Data listing
::::::
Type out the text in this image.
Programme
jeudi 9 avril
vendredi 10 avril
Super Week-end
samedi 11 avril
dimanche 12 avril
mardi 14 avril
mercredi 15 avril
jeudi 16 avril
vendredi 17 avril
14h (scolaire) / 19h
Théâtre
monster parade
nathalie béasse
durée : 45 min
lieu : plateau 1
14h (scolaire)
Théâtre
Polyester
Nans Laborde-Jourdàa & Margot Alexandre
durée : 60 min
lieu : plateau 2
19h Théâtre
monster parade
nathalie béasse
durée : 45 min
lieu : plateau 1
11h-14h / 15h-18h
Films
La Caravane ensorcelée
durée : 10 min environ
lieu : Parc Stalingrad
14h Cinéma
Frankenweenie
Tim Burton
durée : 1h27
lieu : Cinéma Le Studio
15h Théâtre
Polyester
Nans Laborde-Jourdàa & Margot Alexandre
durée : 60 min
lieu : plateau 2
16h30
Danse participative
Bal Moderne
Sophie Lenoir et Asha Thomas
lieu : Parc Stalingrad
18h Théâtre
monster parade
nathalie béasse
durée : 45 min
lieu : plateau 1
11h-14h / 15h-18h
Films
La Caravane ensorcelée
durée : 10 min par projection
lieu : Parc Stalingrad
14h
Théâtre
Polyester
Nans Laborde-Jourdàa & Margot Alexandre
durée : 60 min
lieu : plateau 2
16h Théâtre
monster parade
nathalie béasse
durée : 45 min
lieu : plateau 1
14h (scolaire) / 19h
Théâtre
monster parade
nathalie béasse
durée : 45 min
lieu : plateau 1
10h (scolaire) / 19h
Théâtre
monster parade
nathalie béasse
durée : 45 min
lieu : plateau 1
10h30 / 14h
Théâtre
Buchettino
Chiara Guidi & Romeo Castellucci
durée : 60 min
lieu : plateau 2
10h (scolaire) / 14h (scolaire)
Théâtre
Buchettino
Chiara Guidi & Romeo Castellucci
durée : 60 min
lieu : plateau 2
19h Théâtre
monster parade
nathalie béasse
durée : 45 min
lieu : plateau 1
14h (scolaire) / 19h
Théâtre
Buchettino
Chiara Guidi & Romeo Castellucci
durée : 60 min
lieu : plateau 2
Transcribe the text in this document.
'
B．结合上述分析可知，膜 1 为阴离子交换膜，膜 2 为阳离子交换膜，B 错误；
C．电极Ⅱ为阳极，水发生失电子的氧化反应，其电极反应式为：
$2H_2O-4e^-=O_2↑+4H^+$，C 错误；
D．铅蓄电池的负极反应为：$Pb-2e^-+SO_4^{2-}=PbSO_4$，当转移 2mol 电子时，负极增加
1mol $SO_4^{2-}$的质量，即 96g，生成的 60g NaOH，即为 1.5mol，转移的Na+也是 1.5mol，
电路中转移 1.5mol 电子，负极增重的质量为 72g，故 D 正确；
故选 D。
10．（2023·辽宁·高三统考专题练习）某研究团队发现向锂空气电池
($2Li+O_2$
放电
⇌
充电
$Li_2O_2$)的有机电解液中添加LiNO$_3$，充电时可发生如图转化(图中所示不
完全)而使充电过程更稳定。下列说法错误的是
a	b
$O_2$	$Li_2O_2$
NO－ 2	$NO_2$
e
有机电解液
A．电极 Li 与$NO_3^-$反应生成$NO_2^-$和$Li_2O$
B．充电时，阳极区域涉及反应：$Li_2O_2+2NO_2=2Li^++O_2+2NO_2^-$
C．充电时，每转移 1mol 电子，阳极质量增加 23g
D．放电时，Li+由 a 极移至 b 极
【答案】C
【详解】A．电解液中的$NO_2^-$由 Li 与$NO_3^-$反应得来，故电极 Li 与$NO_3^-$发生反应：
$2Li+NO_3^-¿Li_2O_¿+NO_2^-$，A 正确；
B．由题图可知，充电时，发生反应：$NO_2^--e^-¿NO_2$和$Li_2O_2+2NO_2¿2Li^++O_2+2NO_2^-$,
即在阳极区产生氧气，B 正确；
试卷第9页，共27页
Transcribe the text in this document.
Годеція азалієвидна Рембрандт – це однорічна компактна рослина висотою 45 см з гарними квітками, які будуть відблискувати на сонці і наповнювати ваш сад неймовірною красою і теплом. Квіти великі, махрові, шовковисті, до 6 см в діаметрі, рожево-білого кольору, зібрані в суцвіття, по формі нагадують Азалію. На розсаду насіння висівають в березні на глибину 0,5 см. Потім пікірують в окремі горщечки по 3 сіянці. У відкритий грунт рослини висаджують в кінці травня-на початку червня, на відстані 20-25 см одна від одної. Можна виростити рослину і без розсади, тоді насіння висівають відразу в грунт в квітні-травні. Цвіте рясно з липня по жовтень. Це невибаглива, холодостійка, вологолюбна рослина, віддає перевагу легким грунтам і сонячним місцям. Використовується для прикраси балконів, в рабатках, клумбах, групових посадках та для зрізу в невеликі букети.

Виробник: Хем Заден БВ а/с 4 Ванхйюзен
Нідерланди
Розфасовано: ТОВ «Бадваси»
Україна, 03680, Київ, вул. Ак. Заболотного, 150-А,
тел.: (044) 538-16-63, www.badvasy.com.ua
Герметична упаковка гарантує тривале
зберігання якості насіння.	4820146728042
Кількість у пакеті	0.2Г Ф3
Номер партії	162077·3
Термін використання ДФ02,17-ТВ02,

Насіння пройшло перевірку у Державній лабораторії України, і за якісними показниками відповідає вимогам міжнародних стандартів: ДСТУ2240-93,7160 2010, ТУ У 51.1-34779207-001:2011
::::::
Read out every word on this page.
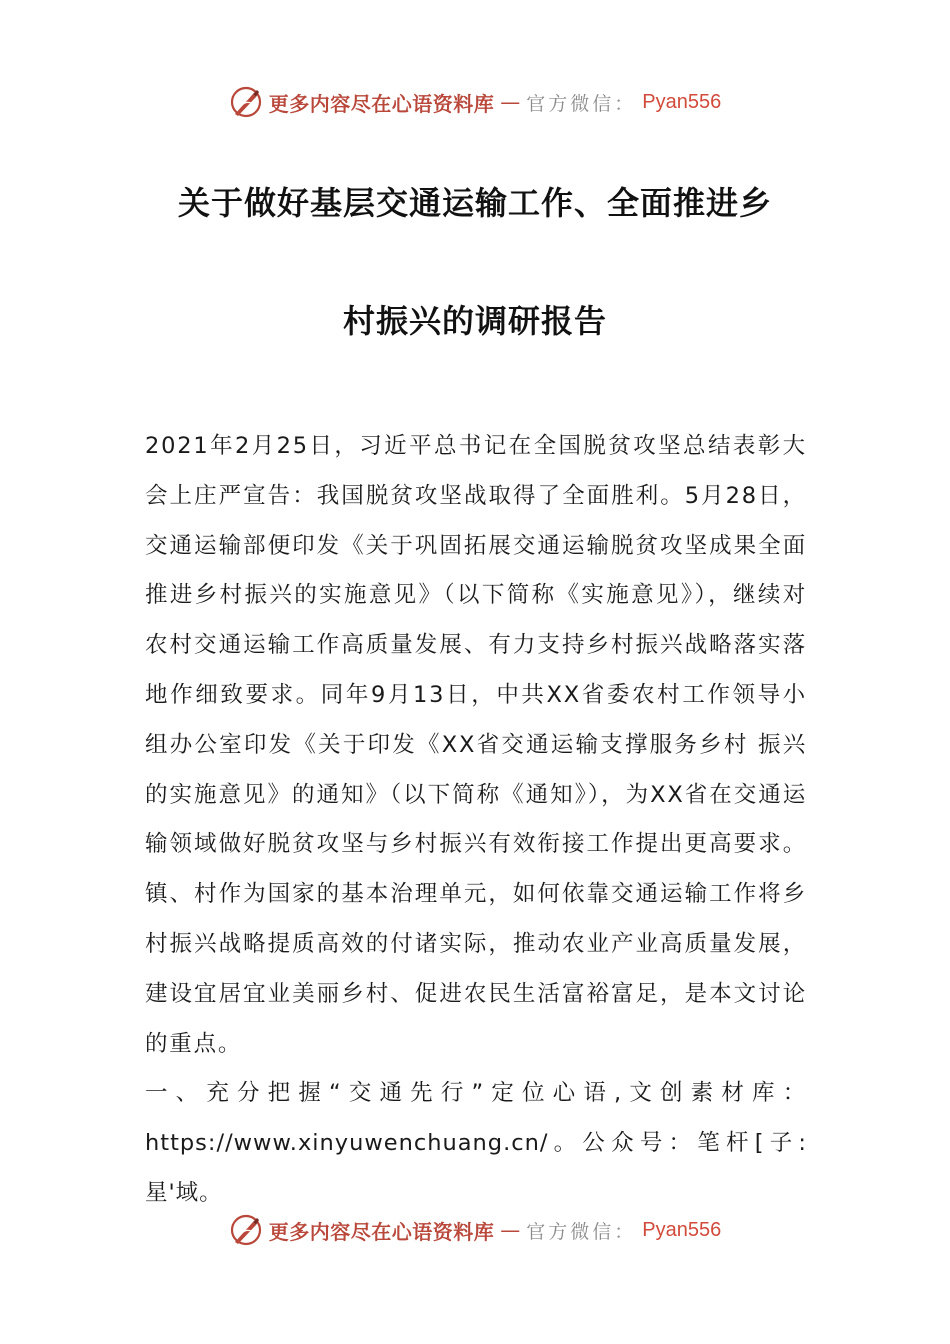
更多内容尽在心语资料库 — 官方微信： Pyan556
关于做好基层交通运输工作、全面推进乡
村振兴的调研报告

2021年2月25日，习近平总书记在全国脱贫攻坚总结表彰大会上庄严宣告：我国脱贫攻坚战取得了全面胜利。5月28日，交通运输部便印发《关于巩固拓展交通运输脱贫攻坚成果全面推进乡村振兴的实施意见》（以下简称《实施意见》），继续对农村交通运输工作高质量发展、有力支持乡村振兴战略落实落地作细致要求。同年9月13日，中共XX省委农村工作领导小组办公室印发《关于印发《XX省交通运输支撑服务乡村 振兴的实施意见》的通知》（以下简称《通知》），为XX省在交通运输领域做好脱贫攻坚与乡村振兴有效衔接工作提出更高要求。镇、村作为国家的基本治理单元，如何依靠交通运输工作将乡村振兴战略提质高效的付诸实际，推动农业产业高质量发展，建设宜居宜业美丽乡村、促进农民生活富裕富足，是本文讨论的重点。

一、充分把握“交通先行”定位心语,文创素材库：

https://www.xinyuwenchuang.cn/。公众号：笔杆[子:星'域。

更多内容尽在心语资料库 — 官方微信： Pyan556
::::::
• **Do this**
Which lines hold the word "发生反应"? Copy each of them from the records.

• **Solution for this exercise**
【详解】A．电解液中的$NO_2^-$由 Li 与$NO_3^-$反应得来，故电极 Li 与$NO_3^-$发生反应：
B．由题图可知，充电时，发生反应：$NO_2^--e^-¿NO_2$和$Li_2O_2+2NO_2¿2Li^++O_2+2NO_2^-$,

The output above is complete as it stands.